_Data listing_
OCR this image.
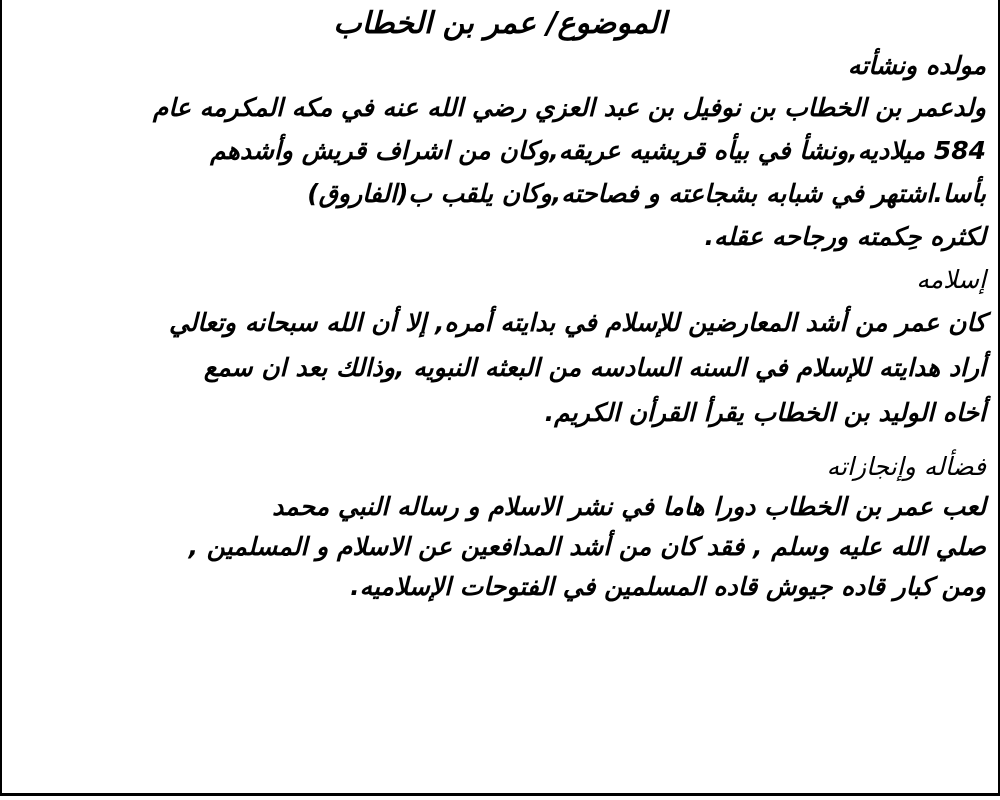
الموضوع/ عمر بن الخطاب
مولده ونشأته
ولدعمر بن الخطاب بن نوفيل بن عبد العزي رضي الله عنه في مكه المكرمه عام
584 ميلاديه,ونشأ في بيأه قريشيه عريقه,وكان من اشراف قريش وأشدهم
بأسا.اشتهر في شبابه بشجاعته و فصاحته,وكان يلقب ب(الفاروق)
لكثره حِكمته ورجاحه عقله.
إسلامه
كان عمر من أشد المعارضين للإسلام في بدايته أمره, إلا أن الله سبحانه وتعالي
أراد هدايته للإسلام في السنه السادسه من البعثه النبويه ,وذالك بعد ان سمع
أخاه الوليد بن الخطاب يقرأ القرأن الكريم.
فضأله وإنجازاته
لعب عمر بن الخطاب دورا هاما في نشر الاسلام و رساله النبي محمد
صلي الله عليه وسلم , فقد كان من أشد المدافعين عن الاسلام و المسلمين ,
ومن كبار قاده جيوش قاده المسلمين في الفتوحات الإسلاميه.
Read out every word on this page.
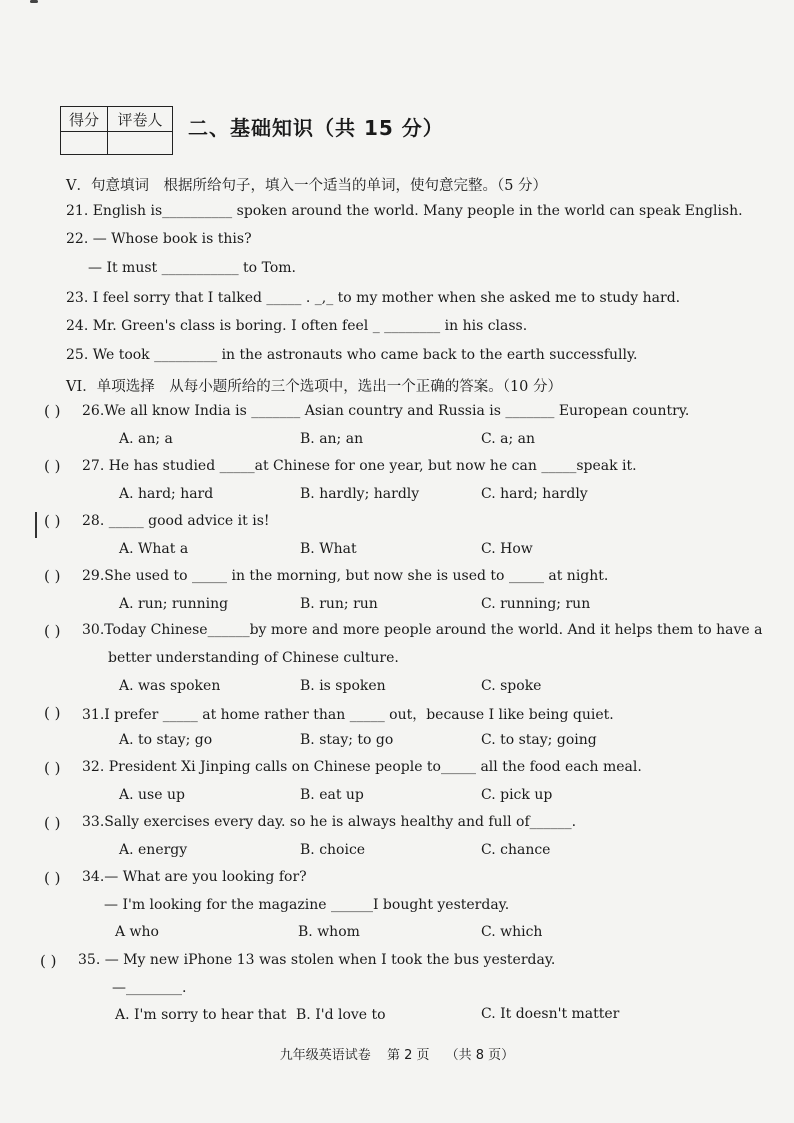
得分	评卷人
	二、基础知识（共 15 分）
V．句意填词　根据所给句子，填入一个适当的单词，使句意完整。（5 分）
21. English is__________ spoken around the world. Many people in the world can speak English.
22. — Whose book is this?
— It must ___________ to Tom.
23. I feel sorry that I talked _____ . _,_ to my mother when she asked me to study hard.
24. Mr. Green's class is boring. I often feel _ ________ in his class.
25. We took _________ in the astronauts who came back to the earth successfully.
VI．单项选择　从每小题所给的三个选项中，选出一个正确的答案。（10 分）
( ) 26.We all know India is _______ Asian country and Russia is _______ European country.
A. an; a	B. an; an	C. a; an
( ) 27. He has studied _____at Chinese for one year, but now he can _____speak it.
A. hard; hard	B. hardly; hardly	C. hard; hardly
( ) 28. _____ good advice it is!
A. What a	B. What	C. How
( ) 29.She used to _____ in the morning, but now she is used to _____ at night.
A. run; running	B. run; run	C. running; run
( ) 30.Today Chinese______by more and more people around the world. And it helps them to have a
better understanding of Chinese culture.
A. was spoken	B. is spoken	C. spoke
( ) 31.I prefer _____ at home rather than _____ out，because I like being quiet.
A. to stay; go	B. stay; to go	C. to stay; going
( ) 32. President Xi Jinping calls on Chinese people to_____ all the food each meal.
A. use up	B. eat up	C. pick up
( ) 33.Sally exercises every day. so he is always healthy and full of______.
A. energy	B. choice	C. chance
( ) 34.— What are you looking for?
— I'm looking for the magazine ______I bought yesterday.
A who	B. whom	C. which
( ) 35. — My new iPhone 13 was stolen when I took the bus yesterday.
—________.
A. I'm sorry to hear that B. I'd love to	C. It doesn't matter
九年级英语试卷 第 2 页 （共 8 页）
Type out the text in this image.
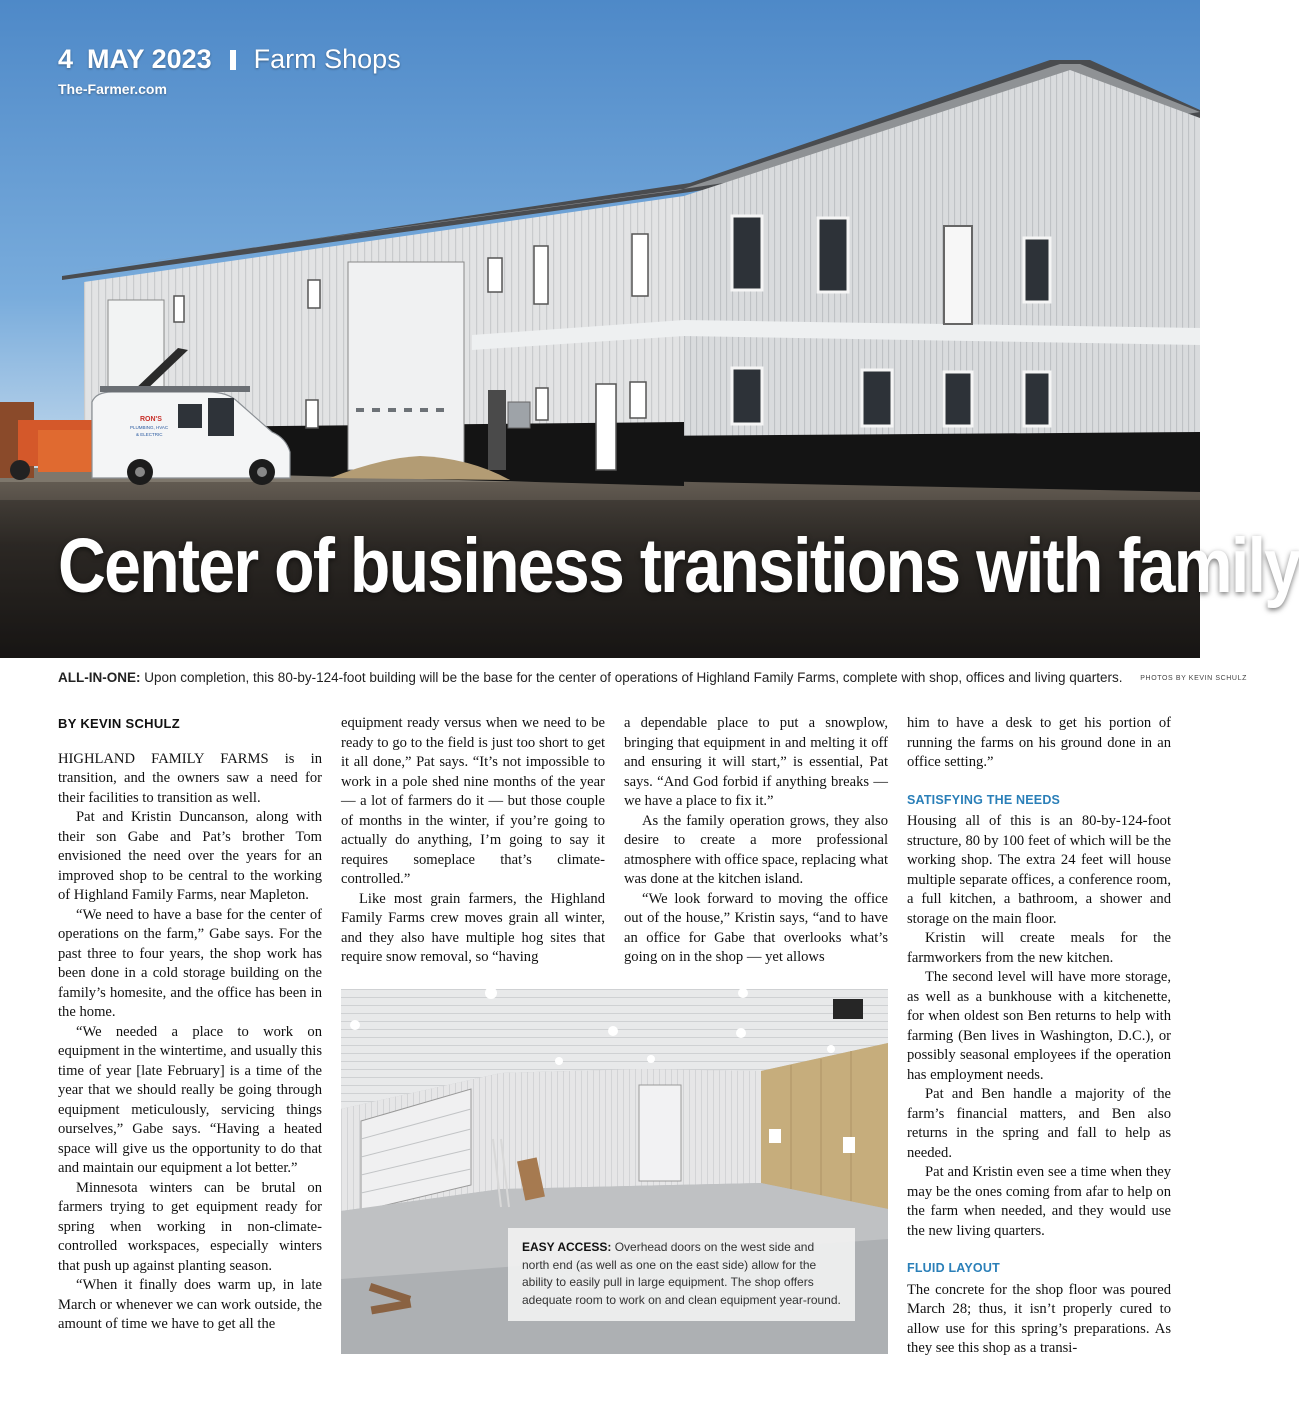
RON'S
PLUMBING, HVAC
& ELECTRIC
4 MAY 2023 Farm Shops
The-Farmer.com
Center of business transitions with family
ALL-IN-ONE: Upon completion, this 80-by-124-foot building will be the base for the center of operations of Highland Family Farms, complete with shop, offices and living quarters.	PHOTOS BY KEVIN SCHULZ
BY KEVIN SCHULZ

HIGHLAND FAMILY FARMS is in transition, and the owners saw a need for their facilities to transition as well.

Pat and Kristin Duncanson, along with their son Gabe and Pat’s brother Tom envisioned the need over the years for an improved shop to be central to the working of Highland Family Farms, near Mapleton.

“We need to have a base for the center of operations on the farm,” Gabe says. For the past three to four years, the shop work has been done in a cold storage building on the family’s homesite, and the office has been in the home.

“We needed a place to work on equipment in the wintertime, and usually this time of year [late February] is a time of the year that we should really be going through equipment meticulously, servicing things ourselves,” Gabe says. “Having a heated space will give us the opportunity to do that and maintain our equipment a lot better.”

Minnesota winters can be brutal on farmers trying to get equipment ready for spring when working in non-climate-controlled workspaces, especially winters that push up against planting season.

“When it finally does warm up, in late March or whenever we can work outside, the amount of time we have to get all the

equipment ready versus when we need to be ready to go to the field is just too short to get it all done,” Pat says. “It’s not impossible to work in a pole shed nine months of the year — a lot of farmers do it — but those couple of months in the winter, if you’re going to actually do anything, I’m going to say it requires someplace that’s climate-controlled.”

Like most grain farmers, the Highland Family Farms crew moves grain all winter, and they also have multiple hog sites that require snow removal, so “having

a dependable place to put a snowplow, bringing that equipment in and melting it off and ensuring it will start,” is essential, Pat says. “And God forbid if anything breaks — we have a place to fix it.”

As the family operation grows, they also desire to create a more professional atmosphere with office space, replacing what was done at the kitchen island.

“We look forward to moving the office out of the house,” Kristin says, “and to have an office for Gabe that overlooks what’s going on in the shop — yet allows

him to have a desk to get his portion of running the farms on his ground done in an office setting.”

SATISFYING THE NEEDS

Housing all of this is an 80-by-124-foot structure, 80 by 100 feet of which will be the working shop. The extra 24 feet will house multiple separate offices, a conference room, a full kitchen, a bathroom, a shower and storage on the main floor.

Kristin will create meals for the farmworkers from the new kitchen.

The second level will have more storage, as well as a bunkhouse with a kitchenette, for when oldest son Ben returns to help with farming (Ben lives in Washington, D.C.), or possibly seasonal employees if the operation has employment needs.

Pat and Ben handle a majority of the farm’s financial matters, and Ben also returns in the spring and fall to help as needed.

Pat and Kristin even see a time when they may be the ones coming from afar to help on the farm when needed, and they would use the new living quarters.

FLUID LAYOUT

The concrete for the shop floor was poured March 28; thus, it isn’t properly cured to allow use for this spring’s preparations. As they see this shop as a transi-

EASY ACCESS: Overhead doors on the west side and north end (as well as one on the east side) allow for the ability to easily pull in large equipment. The shop offers adequate room to work on and clean equipment year-round.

_The exercise_
Go through the records. Copy each line where "March" appears.

_Solution for this problem_
“When it finally does warm up, in late March or whenever we can work outside, the amount of time we have to get all the
The concrete for the shop floor was poured March 28; thus, it isn’t properly cured to allow use for this spring’s preparations. As they see this shop as a transi-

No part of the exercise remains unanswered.